SET EXERCISE: Using the entries below, return word for word the lines from the one containing "Give me a plain-text" up to and including the last.

LISTED ENTRIES:
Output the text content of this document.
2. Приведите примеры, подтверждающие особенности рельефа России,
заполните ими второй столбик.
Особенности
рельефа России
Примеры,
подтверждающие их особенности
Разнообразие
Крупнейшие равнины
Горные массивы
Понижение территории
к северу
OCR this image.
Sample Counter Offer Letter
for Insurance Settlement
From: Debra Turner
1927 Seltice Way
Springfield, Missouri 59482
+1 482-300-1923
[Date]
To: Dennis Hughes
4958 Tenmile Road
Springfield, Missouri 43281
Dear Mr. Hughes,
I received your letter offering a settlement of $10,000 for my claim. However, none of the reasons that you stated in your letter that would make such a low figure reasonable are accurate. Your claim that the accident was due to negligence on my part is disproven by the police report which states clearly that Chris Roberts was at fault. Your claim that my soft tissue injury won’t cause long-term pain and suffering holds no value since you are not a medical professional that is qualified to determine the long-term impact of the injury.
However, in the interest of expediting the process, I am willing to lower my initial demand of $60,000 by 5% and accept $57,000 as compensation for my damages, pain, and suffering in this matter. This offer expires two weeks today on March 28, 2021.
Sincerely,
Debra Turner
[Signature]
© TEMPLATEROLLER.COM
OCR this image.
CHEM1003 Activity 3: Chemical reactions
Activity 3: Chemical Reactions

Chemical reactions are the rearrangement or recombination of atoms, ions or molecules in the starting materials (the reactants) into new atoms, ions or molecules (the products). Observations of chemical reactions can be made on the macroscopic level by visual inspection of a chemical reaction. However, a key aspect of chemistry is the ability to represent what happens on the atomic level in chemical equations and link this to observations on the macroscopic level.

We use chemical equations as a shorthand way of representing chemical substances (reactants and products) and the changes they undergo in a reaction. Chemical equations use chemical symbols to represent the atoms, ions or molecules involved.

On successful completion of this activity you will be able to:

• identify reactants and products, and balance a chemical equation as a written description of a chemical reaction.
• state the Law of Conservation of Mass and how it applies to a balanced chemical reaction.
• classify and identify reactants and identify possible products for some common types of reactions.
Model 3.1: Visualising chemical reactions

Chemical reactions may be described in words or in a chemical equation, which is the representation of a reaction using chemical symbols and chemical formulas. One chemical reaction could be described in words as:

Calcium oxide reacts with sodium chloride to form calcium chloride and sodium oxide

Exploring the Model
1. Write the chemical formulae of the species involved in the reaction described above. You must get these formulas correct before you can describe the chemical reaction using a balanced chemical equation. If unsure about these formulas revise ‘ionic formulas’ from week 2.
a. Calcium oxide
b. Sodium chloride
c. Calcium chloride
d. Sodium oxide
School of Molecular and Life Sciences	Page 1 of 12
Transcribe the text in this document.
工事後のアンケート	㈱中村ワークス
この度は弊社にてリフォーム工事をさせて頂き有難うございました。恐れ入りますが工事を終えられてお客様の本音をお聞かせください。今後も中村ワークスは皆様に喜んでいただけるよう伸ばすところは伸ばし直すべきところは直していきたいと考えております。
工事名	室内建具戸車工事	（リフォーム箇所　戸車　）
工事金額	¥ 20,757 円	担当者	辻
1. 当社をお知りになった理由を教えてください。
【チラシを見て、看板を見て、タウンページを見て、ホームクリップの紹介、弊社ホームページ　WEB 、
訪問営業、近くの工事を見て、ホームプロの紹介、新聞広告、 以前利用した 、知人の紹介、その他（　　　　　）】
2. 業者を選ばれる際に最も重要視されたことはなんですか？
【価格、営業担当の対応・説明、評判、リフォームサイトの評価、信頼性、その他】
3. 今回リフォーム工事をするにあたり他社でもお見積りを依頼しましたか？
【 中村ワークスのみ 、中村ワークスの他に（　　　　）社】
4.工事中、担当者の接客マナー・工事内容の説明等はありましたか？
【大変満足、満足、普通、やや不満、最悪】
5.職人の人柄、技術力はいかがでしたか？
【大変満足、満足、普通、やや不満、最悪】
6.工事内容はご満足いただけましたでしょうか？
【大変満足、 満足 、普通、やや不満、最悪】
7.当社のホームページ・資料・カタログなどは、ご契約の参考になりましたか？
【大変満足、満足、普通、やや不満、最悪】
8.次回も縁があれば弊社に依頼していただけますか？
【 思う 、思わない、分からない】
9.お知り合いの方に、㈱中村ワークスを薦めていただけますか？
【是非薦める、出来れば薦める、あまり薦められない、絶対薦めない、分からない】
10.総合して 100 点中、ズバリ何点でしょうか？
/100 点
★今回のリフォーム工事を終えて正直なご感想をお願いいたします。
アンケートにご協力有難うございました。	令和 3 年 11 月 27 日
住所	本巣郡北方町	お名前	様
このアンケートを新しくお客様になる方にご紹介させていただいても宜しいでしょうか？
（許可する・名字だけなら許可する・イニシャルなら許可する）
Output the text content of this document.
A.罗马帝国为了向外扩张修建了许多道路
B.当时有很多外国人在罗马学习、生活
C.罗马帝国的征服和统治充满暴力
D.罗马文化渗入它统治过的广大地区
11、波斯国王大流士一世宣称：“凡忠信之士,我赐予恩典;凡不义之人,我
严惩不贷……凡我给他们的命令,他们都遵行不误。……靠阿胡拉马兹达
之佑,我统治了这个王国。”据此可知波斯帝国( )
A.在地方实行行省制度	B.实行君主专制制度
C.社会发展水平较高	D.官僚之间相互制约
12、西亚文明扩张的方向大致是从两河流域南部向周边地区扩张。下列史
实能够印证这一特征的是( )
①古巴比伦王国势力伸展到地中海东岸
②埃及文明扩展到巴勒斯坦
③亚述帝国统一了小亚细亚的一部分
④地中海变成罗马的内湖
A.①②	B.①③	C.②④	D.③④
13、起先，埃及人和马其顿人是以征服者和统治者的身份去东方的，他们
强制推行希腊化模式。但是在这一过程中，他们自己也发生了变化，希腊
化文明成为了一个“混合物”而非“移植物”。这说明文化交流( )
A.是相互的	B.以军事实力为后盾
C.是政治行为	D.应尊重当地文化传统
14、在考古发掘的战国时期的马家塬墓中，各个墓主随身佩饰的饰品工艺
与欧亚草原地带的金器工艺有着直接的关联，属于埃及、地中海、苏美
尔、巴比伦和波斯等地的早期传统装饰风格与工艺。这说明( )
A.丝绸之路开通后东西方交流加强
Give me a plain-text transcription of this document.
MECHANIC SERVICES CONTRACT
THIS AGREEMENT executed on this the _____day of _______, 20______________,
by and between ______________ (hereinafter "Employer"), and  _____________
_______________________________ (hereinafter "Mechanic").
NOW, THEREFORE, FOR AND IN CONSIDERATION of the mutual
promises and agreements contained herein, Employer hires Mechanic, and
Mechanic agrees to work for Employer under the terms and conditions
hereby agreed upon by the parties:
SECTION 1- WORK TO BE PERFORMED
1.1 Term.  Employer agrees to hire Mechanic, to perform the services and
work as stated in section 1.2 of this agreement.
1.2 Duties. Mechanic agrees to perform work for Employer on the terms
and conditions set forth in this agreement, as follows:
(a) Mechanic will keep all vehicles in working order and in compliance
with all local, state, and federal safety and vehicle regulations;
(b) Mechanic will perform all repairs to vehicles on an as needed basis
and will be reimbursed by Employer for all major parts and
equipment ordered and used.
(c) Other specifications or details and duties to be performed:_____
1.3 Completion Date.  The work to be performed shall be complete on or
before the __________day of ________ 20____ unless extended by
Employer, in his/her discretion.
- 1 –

RESULT FOR THIS TASK:
Give me a plain-text transcription of this document.
MECHANIC SERVICES CONTRACT
THIS AGREEMENT executed on this the _____day of _______, 20______________,
by and between ______________ (hereinafter "Employer"), and  _____________
_______________________________ (hereinafter "Mechanic").
NOW, THEREFORE, FOR AND IN CONSIDERATION of the mutual
promises and agreements contained herein, Employer hires Mechanic, and
Mechanic agrees to work for Employer under the terms and conditions
hereby agreed upon by the parties:
SECTION 1- WORK TO BE PERFORMED
1.1 Term.  Employer agrees to hire Mechanic, to perform the services and
work as stated in section 1.2 of this agreement.
1.2 Duties. Mechanic agrees to perform work for Employer on the terms
and conditions set forth in this agreement, as follows:
(a) Mechanic will keep all vehicles in working order and in compliance
with all local, state, and federal safety and vehicle regulations;
(b) Mechanic will perform all repairs to vehicles on an as needed basis
and will be reimbursed by Employer for all major parts and
equipment ordered and used.
(c) Other specifications or details and duties to be performed:_____
1.3 Completion Date.  The work to be performed shall be complete on or
before the __________day of ________ 20____ unless extended by
Employer, in his/her discretion.
- 1 –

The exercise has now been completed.